Report all lines from the entries below in which "verändert" appears.

(Records for processing)
######

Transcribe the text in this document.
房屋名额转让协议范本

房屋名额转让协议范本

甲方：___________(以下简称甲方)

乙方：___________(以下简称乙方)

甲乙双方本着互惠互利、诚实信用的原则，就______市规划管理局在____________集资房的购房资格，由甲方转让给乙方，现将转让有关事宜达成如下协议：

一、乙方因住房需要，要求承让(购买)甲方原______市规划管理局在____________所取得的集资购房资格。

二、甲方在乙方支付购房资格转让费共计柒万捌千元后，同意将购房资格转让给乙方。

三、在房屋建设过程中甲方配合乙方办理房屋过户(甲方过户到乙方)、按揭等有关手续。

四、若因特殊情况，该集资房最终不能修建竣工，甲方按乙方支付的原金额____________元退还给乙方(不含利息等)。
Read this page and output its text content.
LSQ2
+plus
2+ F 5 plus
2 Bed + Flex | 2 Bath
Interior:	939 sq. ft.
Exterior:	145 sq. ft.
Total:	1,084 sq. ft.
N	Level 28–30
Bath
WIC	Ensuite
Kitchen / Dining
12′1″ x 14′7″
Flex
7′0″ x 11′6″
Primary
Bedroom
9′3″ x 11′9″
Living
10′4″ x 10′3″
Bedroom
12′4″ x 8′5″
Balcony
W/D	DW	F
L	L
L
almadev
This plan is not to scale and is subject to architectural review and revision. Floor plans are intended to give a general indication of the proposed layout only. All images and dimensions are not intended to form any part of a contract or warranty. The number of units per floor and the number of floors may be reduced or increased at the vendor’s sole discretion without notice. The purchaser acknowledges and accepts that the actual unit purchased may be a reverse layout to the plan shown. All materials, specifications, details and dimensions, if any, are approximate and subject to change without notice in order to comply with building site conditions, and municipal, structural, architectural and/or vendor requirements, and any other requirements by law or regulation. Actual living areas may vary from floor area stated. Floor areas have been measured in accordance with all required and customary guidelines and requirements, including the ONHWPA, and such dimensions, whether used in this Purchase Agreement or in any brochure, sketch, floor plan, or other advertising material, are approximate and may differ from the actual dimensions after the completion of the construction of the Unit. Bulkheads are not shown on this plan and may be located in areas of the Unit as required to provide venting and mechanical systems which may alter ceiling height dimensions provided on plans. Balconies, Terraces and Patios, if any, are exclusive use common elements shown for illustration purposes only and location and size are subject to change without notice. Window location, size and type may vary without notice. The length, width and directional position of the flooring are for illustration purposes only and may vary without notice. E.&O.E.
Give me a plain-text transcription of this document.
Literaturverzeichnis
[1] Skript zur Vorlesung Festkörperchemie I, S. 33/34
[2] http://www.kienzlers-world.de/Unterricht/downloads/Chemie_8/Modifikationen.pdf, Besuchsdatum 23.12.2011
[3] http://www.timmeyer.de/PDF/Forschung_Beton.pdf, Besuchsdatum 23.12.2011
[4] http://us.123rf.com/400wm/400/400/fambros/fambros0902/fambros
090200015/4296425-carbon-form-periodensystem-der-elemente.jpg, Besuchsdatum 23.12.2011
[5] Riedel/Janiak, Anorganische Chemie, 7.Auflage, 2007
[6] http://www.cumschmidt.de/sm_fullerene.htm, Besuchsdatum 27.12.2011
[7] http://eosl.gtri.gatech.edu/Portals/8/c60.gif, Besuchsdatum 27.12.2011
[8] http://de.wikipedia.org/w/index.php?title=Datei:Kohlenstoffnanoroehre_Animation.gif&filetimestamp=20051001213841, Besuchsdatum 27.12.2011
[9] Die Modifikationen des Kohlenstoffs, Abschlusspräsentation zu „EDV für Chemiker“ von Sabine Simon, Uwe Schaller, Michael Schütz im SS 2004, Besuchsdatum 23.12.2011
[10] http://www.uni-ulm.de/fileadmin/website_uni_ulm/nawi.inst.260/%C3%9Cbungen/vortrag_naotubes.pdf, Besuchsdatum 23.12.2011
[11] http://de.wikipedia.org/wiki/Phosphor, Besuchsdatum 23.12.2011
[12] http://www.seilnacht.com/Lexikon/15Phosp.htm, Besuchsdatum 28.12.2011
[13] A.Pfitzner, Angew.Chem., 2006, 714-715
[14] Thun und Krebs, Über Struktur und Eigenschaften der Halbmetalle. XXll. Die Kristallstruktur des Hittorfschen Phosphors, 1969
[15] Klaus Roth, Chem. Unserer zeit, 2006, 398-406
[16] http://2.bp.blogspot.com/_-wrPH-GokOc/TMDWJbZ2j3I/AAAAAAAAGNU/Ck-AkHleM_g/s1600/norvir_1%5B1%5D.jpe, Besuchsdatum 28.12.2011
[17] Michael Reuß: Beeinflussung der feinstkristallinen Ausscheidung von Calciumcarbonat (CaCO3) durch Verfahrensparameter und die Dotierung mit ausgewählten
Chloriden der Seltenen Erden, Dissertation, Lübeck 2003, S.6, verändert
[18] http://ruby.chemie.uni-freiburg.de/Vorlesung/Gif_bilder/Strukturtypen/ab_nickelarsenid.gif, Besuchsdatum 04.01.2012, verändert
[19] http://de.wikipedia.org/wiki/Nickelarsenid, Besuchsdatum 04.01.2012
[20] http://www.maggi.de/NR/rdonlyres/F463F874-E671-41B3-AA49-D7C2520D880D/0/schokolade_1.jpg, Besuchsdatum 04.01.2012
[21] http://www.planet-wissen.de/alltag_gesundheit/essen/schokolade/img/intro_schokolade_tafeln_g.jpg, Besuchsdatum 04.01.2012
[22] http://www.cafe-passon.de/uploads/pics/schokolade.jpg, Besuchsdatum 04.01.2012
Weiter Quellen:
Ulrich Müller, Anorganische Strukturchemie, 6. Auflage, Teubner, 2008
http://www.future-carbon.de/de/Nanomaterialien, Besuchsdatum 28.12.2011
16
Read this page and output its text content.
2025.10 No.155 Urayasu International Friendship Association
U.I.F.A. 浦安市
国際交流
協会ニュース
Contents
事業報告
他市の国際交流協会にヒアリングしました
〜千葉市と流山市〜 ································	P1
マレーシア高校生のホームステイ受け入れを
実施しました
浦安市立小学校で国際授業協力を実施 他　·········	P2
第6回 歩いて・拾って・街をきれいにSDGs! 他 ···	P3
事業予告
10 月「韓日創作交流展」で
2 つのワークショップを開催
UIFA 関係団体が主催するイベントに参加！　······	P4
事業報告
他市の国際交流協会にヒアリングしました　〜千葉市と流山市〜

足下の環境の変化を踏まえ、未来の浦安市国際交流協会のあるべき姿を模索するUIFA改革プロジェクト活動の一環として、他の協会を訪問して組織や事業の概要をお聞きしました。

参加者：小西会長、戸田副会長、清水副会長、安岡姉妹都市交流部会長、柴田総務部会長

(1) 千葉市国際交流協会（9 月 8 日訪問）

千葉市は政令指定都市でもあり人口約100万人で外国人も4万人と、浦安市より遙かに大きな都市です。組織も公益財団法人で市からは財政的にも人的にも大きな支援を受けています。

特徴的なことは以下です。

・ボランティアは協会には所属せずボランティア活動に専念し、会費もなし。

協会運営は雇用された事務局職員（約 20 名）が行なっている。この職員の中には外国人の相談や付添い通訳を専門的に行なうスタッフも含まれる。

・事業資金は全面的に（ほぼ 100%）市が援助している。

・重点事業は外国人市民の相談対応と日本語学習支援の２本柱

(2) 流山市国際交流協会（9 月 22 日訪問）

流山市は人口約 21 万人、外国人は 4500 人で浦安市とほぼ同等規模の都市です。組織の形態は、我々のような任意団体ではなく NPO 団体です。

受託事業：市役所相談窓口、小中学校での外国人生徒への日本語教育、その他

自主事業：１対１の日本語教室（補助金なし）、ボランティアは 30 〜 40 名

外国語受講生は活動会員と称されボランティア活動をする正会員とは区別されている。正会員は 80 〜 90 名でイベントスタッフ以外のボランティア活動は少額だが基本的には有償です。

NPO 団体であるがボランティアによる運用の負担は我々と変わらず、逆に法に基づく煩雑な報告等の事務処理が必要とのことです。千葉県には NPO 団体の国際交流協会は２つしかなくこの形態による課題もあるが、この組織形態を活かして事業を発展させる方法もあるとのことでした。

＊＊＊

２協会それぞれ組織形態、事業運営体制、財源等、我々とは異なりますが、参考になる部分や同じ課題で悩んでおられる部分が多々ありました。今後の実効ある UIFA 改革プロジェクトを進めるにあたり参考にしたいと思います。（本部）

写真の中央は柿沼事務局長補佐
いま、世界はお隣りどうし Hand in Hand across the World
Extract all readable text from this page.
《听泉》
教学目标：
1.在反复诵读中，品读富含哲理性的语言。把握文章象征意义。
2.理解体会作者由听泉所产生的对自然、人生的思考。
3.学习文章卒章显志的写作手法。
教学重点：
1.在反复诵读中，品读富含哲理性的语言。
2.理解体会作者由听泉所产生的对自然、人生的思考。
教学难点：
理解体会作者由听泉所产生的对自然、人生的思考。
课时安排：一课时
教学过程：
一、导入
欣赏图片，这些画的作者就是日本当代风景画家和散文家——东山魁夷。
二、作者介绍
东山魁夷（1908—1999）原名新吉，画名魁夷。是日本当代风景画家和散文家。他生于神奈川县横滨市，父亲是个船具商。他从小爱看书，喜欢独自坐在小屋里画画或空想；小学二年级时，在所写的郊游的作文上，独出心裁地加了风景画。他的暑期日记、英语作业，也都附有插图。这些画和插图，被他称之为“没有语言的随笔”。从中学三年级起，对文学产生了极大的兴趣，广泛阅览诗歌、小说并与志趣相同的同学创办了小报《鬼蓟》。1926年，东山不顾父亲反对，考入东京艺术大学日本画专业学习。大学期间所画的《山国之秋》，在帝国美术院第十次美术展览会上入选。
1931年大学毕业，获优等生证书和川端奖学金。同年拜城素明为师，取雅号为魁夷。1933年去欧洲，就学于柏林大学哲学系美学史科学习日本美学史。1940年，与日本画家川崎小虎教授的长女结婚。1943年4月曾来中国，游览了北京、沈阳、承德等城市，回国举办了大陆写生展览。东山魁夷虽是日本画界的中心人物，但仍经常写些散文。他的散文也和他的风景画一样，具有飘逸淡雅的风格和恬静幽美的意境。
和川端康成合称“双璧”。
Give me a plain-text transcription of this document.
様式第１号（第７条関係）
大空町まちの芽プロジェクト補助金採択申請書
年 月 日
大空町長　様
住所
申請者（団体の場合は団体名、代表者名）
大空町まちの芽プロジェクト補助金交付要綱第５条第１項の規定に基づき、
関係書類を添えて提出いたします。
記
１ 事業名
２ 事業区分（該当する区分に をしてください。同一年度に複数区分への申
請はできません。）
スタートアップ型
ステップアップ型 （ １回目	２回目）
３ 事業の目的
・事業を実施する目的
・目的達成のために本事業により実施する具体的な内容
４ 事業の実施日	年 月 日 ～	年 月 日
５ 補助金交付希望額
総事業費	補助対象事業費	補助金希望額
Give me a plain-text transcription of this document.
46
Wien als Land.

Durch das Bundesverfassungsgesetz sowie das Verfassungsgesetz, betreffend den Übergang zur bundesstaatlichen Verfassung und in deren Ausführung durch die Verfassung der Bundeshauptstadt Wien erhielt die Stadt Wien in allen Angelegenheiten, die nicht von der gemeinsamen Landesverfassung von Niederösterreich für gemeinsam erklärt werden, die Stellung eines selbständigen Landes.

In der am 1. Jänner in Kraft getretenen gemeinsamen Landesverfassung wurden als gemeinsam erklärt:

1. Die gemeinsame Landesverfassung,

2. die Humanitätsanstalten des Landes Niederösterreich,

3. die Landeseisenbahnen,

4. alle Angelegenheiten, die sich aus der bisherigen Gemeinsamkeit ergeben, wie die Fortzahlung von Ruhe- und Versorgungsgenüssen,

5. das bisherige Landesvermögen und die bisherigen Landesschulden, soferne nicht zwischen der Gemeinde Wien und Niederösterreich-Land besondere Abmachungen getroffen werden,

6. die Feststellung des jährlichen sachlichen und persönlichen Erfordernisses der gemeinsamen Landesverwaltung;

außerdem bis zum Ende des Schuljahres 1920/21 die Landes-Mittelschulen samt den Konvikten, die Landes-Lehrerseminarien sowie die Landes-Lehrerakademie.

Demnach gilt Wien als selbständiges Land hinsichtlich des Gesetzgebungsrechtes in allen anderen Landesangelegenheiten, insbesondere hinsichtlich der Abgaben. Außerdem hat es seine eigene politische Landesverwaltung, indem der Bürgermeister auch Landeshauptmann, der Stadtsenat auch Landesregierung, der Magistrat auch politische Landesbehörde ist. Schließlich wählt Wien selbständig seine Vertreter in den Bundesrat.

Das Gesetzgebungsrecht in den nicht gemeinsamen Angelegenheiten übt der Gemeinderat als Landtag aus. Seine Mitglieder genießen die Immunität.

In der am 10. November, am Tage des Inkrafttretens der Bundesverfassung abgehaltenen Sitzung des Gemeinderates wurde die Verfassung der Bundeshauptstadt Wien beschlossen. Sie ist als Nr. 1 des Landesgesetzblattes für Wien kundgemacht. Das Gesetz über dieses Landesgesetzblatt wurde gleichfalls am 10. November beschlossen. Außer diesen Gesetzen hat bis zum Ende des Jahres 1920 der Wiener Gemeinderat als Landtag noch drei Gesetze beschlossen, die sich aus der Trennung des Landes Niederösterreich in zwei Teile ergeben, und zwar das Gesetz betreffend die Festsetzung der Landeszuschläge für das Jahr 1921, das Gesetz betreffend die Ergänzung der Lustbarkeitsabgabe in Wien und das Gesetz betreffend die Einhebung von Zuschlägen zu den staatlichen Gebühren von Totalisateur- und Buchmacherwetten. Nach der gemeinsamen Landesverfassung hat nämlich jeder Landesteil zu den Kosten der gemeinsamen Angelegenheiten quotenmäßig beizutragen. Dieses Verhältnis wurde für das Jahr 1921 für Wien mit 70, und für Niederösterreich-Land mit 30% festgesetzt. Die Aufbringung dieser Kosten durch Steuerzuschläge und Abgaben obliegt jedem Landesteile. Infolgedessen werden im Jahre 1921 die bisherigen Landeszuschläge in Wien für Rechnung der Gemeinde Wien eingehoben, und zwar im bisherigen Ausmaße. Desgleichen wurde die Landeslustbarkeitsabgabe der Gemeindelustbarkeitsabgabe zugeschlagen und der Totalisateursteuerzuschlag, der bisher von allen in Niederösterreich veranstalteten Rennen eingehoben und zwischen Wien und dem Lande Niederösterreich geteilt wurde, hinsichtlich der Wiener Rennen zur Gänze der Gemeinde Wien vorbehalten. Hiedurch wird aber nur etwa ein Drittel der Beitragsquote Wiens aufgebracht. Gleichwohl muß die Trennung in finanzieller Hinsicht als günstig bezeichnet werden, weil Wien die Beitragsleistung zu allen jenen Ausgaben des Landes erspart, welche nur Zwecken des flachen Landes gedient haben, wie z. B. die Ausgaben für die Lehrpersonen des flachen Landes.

######

(Answer to this problem)
Chloriden der Seltenen Erden, Dissertation, Lübeck 2003, S.6, verändert
[18] http://ruby.chemie.uni-freiburg.de/Vorlesung/Gif_bilder/Strukturtypen/ab_nickelarsenid.gif, Besuchsdatum 04.01.2012, verändert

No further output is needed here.